Extracted records
══════
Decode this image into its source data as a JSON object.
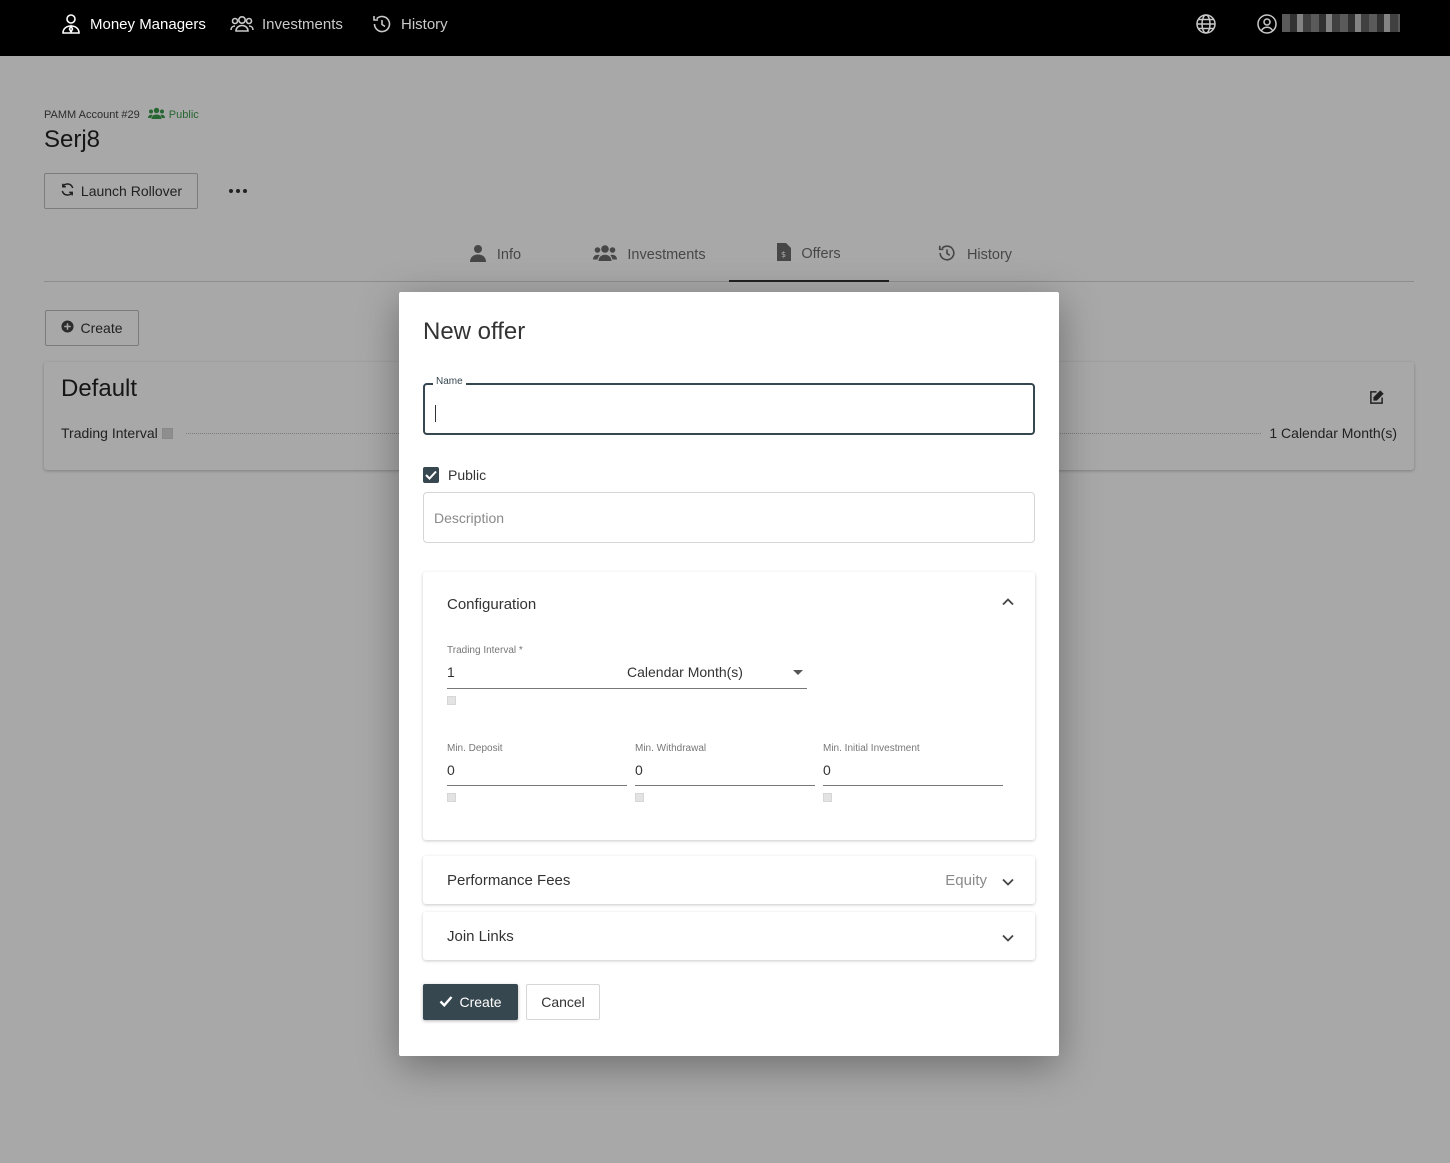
{
  "topnav": {
    "items": [
      {
        "label": "Money Managers",
        "icon": "user-tie-icon",
        "active": true
      },
      {
        "label": "Investments",
        "icon": "users-icon",
        "active": false
      },
      {
        "label": "History",
        "icon": "history-icon",
        "active": false
      }
    ],
    "globe_icon": "globe-icon",
    "user_icon": "user-circle-icon"
  },
  "account": {
    "label": "PAMM Account #29",
    "visibility": "Public",
    "title": "Serj8",
    "rollover_label": "Launch Rollover"
  },
  "tabs": [
    {
      "label": "Info",
      "icon": "user-icon",
      "active": false
    },
    {
      "label": "Investments",
      "icon": "users-icon",
      "active": false
    },
    {
      "label": "Offers",
      "icon": "document-dollar-icon",
      "active": true
    },
    {
      "label": "History",
      "icon": "history-icon",
      "active": false
    }
  ],
  "offers_page": {
    "create_label": "Create",
    "card": {
      "name": "Default",
      "interval_label": "Trading Interval",
      "interval_value": "1 Calendar Month(s)"
    }
  },
  "modal": {
    "title": "New offer",
    "name_label": "Name",
    "name_value": "",
    "public_label": "Public",
    "public_checked": true,
    "description_placeholder": "Description",
    "configuration": {
      "title": "Configuration",
      "expanded": true,
      "trading_interval_label": "Trading Interval *",
      "trading_interval_value": "1",
      "trading_interval_unit": "Calendar Month(s)",
      "min_deposit_label": "Min. Deposit",
      "min_deposit_value": "0",
      "min_withdrawal_label": "Min. Withdrawal",
      "min_withdrawal_value": "0",
      "min_initial_investment_label": "Min. Initial Investment",
      "min_initial_investment_value": "0"
    },
    "performance_fees": {
      "title": "Performance Fees",
      "side_label": "Equity"
    },
    "join_links": {
      "title": "Join Links"
    },
    "create_label": "Create",
    "cancel_label": "Cancel"
  },
  "colors": {
    "nav_bg": "#000000",
    "primary": "#37474f",
    "public_green": "#3b9c4c",
    "overlay": "rgba(0,0,0,0.34)"
  }
}
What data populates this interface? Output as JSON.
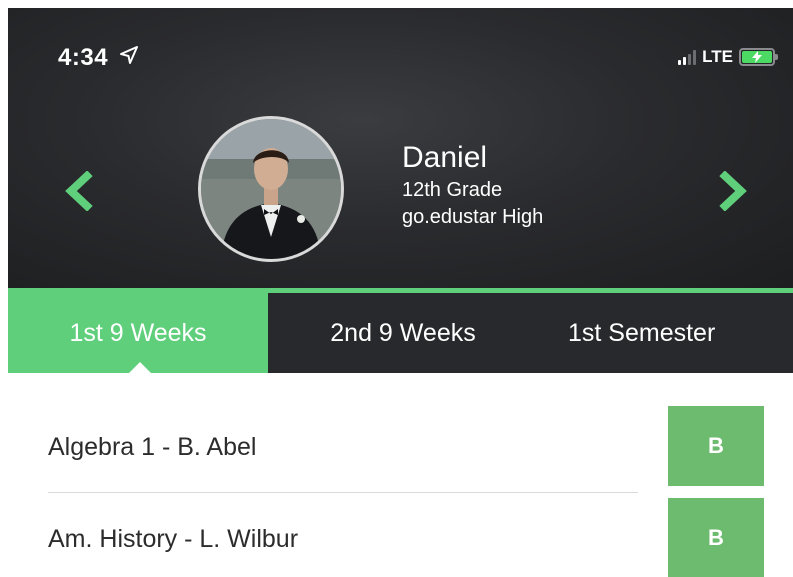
{
  "status_bar": {
    "time": "4:34",
    "network": "LTE",
    "location_icon": "location-arrow-icon",
    "signal_icon": "signal-bars-icon",
    "battery_icon": "battery-charging-icon"
  },
  "student": {
    "name": "Daniel",
    "grade": "12th Grade",
    "school": "go.edustar High",
    "prev_icon": "chevron-left-icon",
    "next_icon": "chevron-right-icon"
  },
  "tabs": [
    {
      "label": "1st 9 Weeks",
      "active": true
    },
    {
      "label": "2nd 9 Weeks",
      "active": false
    },
    {
      "label": "1st Semester",
      "active": false
    }
  ],
  "courses": [
    {
      "name": "Algebra 1 - B. Abel",
      "grade": "B"
    },
    {
      "name": "Am. History - L. Wilbur",
      "grade": "B"
    }
  ],
  "colors": {
    "accent_green": "#5fcf7b",
    "grade_green": "#6cbb6e",
    "header_dark": "#28292c"
  }
}
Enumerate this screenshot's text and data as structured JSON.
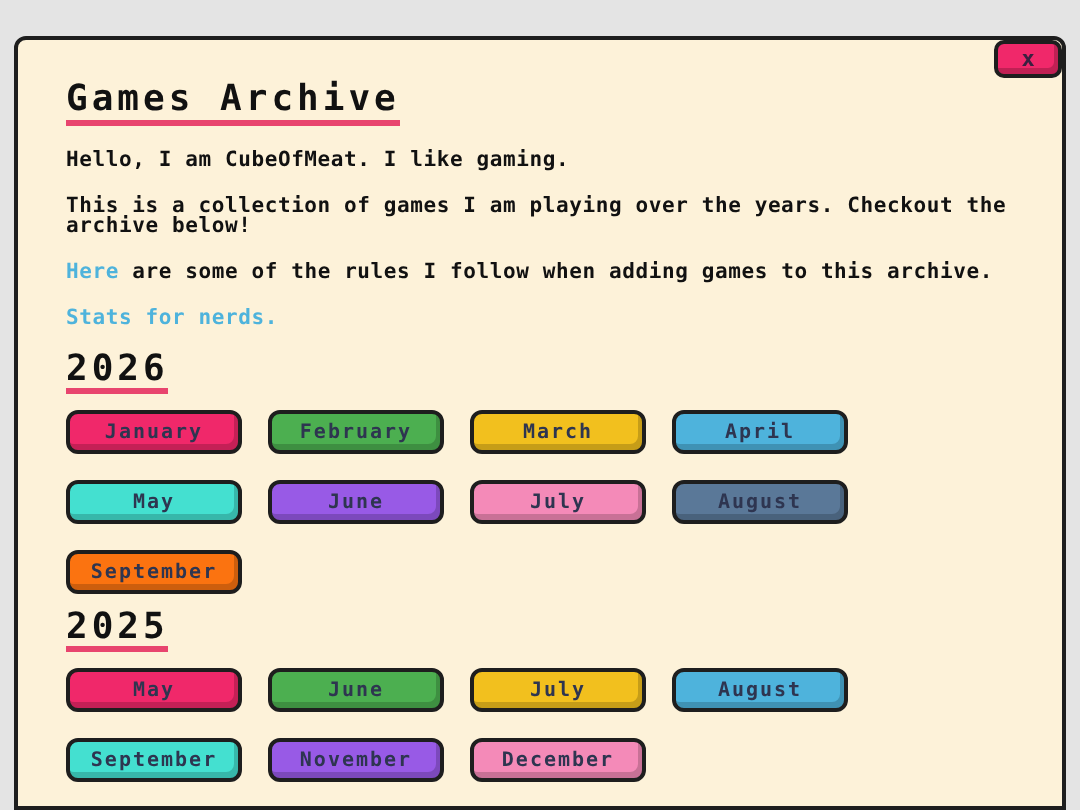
{
  "close_button": "x",
  "title": "Games Archive",
  "intro": "Hello, I am CubeOfMeat. I like gaming.",
  "description": "This is a collection of games I am playing over the years. Checkout the archive below!",
  "rules": {
    "link": "Here",
    "text": " are some of the rules I follow when adding games to this archive."
  },
  "stats_link": "Stats for nerds.",
  "years": [
    {
      "year": "2026",
      "months": [
        {
          "label": "January",
          "color": "#f0286a"
        },
        {
          "label": "February",
          "color": "#4caf50"
        },
        {
          "label": "March",
          "color": "#f2c01e"
        },
        {
          "label": "April",
          "color": "#4eb3dc"
        },
        {
          "label": "May",
          "color": "#44e0d0"
        },
        {
          "label": "June",
          "color": "#985ae6"
        },
        {
          "label": "July",
          "color": "#f48ab8"
        },
        {
          "label": "August",
          "color": "#5a7898"
        },
        {
          "label": "September",
          "color": "#fb7310"
        }
      ]
    },
    {
      "year": "2025",
      "months": [
        {
          "label": "May",
          "color": "#f0286a"
        },
        {
          "label": "June",
          "color": "#4caf50"
        },
        {
          "label": "July",
          "color": "#f2c01e"
        },
        {
          "label": "August",
          "color": "#4eb3dc"
        },
        {
          "label": "September",
          "color": "#44e0d0"
        },
        {
          "label": "November",
          "color": "#985ae6"
        },
        {
          "label": "December",
          "color": "#f48ab8"
        }
      ]
    }
  ]
}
══════
## EXERCISE AIM
Pictures are excluded; copy every other part of the records exactly.

## REPLY
Decode this image into its source data as a JSON object.
{
  "topnav": {
    "items": [
      {
        "label": "Money Managers",
        "icon": "user-tie-icon",
        "active": true
      },
      {
        "label": "Investments",
        "icon": "users-icon",
        "active": false
      },
      {
        "label": "History",
        "icon": "history-icon",
        "active": false
      }
    ],
    "globe_icon": "globe-icon",
    "user_icon": "user-circle-icon"
  },
  "account": {
    "label": "PAMM Account #29",
    "visibility": "Public",
    "title": "Serj8",
    "rollover_label": "Launch Rollover"
  },
  "tabs": [
    {
      "label": "Info",
      "icon": "user-icon",
      "active": false
    },
    {
      "label": "Investments",
      "icon": "users-icon",
      "active": false
    },
    {
      "label": "Offers",
      "icon": "document-dollar-icon",
      "active": true
    },
    {
      "label": "History",
      "icon": "history-icon",
      "active": false
    }
  ],
  "offers_page": {
    "create_label": "Create",
    "card": {
      "name": "Default",
      "interval_label": "Trading Interval",
      "interval_value": "1 Calendar Month(s)"
    }
  },
  "modal": {
    "title": "New offer",
    "name_label": "Name",
    "name_value": "",
    "public_label": "Public",
    "public_checked": true,
    "description_placeholder": "Description",
    "configuration": {
      "title": "Configuration",
      "expanded": true,
      "trading_interval_label": "Trading Interval *",
      "trading_interval_value": "1",
      "trading_interval_unit": "Calendar Month(s)",
      "min_deposit_label": "Min. Deposit",
      "min_deposit_value": "0",
      "min_withdrawal_label": "Min. Withdrawal",
      "min_withdrawal_value": "0",
      "min_initial_investment_label": "Min. Initial Investment",
      "min_initial_investment_value": "0"
    },
    "performance_fees": {
      "title": "Performance Fees",
      "side_label": "Equity"
    },
    "join_links": {
      "title": "Join Links"
    },
    "create_label": "Create",
    "cancel_label": "Cancel"
  },
  "colors": {
    "nav_bg": "#000000",
    "primary": "#37474f",
    "public_green": "#3b9c4c",
    "overlay": "rgba(0,0,0,0.34)"
  }
}
What data populates this interface? Output as JSON.
{
  "status_bar": {
    "time": "4:34",
    "network": "LTE",
    "location_icon": "location-arrow-icon",
    "signal_icon": "signal-bars-icon",
    "battery_icon": "battery-charging-icon"
  },
  "student": {
    "name": "Daniel",
    "grade": "12th Grade",
    "school": "go.edustar High",
    "prev_icon": "chevron-left-icon",
    "next_icon": "chevron-right-icon"
  },
  "tabs": [
    {
      "label": "1st 9 Weeks",
      "active": true
    },
    {
      "label": "2nd 9 Weeks",
      "active": false
    },
    {
      "label": "1st Semester",
      "active": false
    }
  ],
  "courses": [
    {
      "name": "Algebra 1 - B. Abel",
      "grade": "B"
    },
    {
      "name": "Am. History - L. Wilbur",
      "grade": "B"
    }
  ],
  "colors": {
    "accent_green": "#5fcf7b",
    "grade_green": "#6cbb6e",
    "header_dark": "#28292c"
  }
}
Enumerate this screenshot's text and data as structured JSON.
{
  "close_button": "x",
  "title": "Games Archive",
  "intro": "Hello, I am CubeOfMeat. I like gaming.",
  "description": "This is a collection of games I am playing over the years. Checkout the archive below!",
  "rules": {
    "link": "Here",
    "text": " are some of the rules I follow when adding games to this archive."
  },
  "stats_link": "Stats for nerds.",
  "years": [
    {
      "year": "2026",
      "months": [
        {
          "label": "January",
          "color": "#f0286a"
        },
        {
          "label": "February",
          "color": "#4caf50"
        },
        {
          "label": "March",
          "color": "#f2c01e"
        },
        {
          "label": "April",
          "color": "#4eb3dc"
        },
        {
          "label": "May",
          "color": "#44e0d0"
        },
        {
          "label": "June",
          "color": "#985ae6"
        },
        {
          "label": "July",
          "color": "#f48ab8"
        },
        {
          "label": "August",
          "color": "#5a7898"
        },
        {
          "label": "September",
          "color": "#fb7310"
        }
      ]
    },
    {
      "year": "2025",
      "months": [
        {
          "label": "May",
          "color": "#f0286a"
        },
        {
          "label": "June",
          "color": "#4caf50"
        },
        {
          "label": "July",
          "color": "#f2c01e"
        },
        {
          "label": "August",
          "color": "#4eb3dc"
        },
        {
          "label": "September",
          "color": "#44e0d0"
        },
        {
          "label": "November",
          "color": "#985ae6"
        },
        {
          "label": "December",
          "color": "#f48ab8"
        }
      ]
    }
  ]
}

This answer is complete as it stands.